[Stated task] Only the number is wanted: how many lines in the data contain "Шестаково"?

Items from a dataset

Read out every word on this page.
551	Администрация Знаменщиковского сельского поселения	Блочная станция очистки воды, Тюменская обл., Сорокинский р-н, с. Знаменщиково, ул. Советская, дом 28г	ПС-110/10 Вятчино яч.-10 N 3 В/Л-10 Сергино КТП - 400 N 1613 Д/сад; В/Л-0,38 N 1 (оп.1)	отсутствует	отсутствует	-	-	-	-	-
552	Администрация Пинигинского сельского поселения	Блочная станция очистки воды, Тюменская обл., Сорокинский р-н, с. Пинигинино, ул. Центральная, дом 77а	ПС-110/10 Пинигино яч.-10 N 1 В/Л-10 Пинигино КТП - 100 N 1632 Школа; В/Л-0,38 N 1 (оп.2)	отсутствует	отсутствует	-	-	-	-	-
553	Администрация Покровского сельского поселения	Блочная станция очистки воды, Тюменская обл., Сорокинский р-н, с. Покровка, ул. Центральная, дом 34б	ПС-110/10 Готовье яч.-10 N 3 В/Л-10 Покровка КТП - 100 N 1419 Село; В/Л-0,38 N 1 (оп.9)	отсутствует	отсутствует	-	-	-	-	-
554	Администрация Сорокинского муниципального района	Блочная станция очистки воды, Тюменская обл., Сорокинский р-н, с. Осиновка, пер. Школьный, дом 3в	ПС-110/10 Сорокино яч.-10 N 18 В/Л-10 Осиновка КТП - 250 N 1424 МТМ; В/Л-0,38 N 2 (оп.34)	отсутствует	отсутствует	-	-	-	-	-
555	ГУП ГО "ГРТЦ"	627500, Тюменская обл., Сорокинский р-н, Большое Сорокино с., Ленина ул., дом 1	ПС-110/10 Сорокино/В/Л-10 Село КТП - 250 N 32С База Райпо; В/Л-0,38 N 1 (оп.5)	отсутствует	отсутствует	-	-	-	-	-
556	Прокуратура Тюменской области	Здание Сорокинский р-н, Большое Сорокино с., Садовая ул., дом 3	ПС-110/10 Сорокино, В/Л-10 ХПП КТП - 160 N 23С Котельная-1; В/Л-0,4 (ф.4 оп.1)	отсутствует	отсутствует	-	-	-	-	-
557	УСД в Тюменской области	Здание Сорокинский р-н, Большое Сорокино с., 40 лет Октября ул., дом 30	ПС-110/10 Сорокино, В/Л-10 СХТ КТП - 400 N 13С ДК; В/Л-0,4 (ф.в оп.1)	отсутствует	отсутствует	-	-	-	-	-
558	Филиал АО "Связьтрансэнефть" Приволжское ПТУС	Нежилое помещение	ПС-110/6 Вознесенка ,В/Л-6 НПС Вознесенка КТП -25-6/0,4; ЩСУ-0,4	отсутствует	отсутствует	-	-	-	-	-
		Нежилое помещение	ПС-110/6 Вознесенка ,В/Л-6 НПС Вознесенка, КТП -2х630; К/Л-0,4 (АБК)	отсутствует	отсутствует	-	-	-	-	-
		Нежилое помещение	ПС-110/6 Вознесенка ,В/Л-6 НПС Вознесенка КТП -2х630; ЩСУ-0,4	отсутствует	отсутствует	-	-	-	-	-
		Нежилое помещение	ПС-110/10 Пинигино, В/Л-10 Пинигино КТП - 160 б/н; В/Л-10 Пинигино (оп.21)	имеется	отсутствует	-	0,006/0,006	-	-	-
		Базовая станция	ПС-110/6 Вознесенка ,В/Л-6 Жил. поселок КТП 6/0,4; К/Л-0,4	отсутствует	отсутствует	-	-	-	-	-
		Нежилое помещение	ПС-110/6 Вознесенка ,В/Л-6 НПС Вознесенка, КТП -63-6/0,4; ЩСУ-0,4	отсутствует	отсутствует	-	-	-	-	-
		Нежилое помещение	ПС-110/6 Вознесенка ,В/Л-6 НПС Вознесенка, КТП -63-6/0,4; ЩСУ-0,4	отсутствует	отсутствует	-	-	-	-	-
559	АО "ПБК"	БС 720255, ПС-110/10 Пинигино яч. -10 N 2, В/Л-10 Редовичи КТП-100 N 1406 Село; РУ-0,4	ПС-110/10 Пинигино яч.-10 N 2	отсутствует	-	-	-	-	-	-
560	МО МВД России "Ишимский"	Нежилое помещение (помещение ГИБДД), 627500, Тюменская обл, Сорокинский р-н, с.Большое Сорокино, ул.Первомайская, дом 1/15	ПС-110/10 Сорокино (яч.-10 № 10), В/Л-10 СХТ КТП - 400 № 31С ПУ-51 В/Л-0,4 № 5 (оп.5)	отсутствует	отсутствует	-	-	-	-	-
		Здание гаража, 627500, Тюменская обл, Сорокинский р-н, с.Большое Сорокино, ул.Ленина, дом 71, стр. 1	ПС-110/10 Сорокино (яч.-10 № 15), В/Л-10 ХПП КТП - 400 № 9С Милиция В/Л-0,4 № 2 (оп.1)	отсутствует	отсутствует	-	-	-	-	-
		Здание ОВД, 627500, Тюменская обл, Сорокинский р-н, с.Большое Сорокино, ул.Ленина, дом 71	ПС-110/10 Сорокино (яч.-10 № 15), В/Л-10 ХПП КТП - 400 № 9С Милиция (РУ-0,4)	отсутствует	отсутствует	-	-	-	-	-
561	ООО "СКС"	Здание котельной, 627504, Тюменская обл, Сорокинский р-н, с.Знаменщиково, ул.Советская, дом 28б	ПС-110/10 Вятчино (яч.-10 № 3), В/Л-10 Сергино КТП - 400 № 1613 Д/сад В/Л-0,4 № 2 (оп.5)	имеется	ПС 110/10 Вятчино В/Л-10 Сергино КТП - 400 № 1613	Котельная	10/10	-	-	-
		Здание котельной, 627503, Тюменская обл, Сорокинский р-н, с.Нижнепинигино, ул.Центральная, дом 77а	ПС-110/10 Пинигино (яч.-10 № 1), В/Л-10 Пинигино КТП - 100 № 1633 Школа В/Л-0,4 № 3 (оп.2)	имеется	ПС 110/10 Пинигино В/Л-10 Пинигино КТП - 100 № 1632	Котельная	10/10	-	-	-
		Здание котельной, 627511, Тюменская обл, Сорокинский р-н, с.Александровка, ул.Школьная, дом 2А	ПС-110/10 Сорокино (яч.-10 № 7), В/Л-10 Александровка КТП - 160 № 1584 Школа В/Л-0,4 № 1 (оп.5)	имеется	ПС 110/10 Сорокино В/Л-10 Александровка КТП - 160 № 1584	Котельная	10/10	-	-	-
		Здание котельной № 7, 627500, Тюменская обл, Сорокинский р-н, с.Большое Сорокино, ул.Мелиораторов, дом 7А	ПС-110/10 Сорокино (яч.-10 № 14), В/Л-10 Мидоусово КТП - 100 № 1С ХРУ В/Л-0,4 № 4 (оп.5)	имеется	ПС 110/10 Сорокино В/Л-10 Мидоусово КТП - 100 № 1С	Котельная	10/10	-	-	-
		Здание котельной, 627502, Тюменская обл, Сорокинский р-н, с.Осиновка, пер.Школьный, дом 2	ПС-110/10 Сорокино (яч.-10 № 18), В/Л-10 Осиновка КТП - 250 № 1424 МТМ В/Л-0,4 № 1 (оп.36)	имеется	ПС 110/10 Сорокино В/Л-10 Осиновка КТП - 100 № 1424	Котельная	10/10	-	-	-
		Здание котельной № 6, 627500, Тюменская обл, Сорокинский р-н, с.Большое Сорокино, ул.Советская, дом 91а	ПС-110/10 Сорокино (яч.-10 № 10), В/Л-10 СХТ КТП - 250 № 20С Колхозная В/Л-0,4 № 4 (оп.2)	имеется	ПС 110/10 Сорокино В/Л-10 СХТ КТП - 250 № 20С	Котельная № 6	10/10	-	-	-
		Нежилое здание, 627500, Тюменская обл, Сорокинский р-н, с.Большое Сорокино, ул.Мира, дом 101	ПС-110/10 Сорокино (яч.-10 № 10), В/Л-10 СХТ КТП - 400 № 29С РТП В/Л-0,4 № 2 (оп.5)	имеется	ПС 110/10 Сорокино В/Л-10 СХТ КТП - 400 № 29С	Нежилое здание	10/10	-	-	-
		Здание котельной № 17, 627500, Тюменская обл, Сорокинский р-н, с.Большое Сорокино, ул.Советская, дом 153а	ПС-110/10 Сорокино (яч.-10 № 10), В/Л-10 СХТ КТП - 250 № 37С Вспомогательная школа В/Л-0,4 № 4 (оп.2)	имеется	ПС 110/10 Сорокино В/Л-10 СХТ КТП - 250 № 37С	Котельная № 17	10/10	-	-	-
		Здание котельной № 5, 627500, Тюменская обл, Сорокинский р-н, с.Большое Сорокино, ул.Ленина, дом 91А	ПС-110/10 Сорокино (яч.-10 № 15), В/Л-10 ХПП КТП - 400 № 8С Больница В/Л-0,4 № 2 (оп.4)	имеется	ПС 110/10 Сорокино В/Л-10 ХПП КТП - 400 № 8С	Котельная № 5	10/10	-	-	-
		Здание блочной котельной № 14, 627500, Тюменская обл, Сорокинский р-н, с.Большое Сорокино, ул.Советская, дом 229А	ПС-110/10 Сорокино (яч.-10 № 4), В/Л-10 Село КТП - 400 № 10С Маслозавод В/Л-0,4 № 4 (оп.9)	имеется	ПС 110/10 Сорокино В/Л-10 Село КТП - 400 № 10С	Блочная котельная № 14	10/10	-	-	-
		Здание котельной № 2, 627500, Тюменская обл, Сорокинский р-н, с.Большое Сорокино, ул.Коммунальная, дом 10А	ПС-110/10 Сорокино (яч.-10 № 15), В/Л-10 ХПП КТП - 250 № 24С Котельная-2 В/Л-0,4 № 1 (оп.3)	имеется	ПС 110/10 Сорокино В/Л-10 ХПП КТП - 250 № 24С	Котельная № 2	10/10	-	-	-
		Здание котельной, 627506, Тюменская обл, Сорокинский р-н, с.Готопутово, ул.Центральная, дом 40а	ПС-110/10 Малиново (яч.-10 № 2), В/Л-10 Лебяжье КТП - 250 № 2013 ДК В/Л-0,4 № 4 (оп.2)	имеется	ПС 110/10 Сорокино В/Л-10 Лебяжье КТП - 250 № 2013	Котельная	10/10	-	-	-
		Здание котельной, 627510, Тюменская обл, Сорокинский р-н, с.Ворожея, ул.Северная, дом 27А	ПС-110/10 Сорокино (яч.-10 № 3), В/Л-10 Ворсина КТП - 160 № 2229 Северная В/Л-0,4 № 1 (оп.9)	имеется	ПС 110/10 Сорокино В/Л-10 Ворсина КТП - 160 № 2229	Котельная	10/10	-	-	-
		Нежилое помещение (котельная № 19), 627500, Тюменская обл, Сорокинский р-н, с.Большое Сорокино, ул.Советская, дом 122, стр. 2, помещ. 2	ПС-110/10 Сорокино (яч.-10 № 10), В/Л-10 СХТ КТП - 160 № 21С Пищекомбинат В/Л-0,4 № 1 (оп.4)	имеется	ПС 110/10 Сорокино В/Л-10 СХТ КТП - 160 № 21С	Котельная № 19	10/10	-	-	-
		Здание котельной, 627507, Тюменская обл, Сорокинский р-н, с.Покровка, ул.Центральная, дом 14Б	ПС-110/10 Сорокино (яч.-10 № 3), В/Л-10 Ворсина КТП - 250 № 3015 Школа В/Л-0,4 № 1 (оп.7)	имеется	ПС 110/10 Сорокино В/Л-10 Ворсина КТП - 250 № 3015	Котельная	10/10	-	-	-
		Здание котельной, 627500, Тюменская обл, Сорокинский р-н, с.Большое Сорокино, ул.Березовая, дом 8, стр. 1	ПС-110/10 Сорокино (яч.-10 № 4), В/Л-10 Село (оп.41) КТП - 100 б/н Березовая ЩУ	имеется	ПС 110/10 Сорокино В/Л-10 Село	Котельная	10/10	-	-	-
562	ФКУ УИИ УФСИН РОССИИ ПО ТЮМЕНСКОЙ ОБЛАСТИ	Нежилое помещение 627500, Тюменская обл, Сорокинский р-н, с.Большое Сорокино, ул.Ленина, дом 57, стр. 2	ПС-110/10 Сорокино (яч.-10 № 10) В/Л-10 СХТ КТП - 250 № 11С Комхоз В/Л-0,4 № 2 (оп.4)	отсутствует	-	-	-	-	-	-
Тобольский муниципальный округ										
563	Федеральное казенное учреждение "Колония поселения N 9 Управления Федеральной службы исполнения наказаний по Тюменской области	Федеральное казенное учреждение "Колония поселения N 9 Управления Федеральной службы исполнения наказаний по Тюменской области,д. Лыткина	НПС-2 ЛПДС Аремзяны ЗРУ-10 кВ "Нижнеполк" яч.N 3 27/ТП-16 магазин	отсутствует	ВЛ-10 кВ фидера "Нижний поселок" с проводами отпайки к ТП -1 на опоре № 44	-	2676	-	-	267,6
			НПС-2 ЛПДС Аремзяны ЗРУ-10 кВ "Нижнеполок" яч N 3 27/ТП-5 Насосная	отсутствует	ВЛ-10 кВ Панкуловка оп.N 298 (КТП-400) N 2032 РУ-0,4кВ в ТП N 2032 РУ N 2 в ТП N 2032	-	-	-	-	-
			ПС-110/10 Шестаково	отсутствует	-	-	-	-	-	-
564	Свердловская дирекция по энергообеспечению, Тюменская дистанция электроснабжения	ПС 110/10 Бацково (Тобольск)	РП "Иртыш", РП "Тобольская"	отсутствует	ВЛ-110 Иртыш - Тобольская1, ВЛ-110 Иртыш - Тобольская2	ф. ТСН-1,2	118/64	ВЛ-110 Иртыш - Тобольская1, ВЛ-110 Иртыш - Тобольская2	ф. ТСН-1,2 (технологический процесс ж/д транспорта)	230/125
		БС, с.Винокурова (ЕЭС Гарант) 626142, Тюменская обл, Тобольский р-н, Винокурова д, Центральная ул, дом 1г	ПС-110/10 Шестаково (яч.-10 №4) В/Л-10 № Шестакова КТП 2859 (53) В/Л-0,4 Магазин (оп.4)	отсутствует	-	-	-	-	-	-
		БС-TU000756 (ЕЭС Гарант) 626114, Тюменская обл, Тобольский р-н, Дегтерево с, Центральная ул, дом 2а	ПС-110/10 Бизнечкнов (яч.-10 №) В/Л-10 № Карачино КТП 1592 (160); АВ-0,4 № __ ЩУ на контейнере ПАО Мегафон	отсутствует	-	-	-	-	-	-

[Solution for this exercise] 2